§ Material to process:
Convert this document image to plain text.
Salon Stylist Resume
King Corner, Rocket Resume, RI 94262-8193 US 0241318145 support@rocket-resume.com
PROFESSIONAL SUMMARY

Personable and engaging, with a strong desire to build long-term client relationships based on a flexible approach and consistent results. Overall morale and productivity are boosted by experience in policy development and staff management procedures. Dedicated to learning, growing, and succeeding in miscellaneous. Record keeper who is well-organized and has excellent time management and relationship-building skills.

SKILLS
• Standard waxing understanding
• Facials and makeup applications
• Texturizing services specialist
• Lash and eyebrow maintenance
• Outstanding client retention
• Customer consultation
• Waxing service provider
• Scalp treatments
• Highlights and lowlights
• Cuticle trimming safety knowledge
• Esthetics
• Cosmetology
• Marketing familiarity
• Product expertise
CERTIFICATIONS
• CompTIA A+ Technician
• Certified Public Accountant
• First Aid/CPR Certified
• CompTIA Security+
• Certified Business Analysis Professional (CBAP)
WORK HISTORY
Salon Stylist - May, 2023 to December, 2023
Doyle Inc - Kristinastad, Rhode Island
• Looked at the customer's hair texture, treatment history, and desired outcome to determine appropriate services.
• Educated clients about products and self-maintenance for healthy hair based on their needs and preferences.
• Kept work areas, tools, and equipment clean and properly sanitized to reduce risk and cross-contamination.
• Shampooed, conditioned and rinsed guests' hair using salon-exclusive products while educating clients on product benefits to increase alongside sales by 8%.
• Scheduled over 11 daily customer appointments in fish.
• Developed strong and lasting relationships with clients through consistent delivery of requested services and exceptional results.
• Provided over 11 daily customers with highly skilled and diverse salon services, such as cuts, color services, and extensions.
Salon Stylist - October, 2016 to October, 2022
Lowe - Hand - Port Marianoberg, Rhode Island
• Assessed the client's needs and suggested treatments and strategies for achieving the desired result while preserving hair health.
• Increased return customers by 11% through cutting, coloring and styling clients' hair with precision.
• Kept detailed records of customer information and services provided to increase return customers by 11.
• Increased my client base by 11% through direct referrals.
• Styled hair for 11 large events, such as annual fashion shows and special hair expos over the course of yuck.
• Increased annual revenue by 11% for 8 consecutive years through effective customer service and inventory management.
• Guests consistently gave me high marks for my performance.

§ Set problem: Look for "such" and pull out every line that has it.

§ Task answer:
• Provided over 11 daily customers with highly skilled and diverse salon services, such as cuts, color services, and extensions.
• Styled hair for 11 large events, such as annual fashion shows and special hair expos over the course of yuck.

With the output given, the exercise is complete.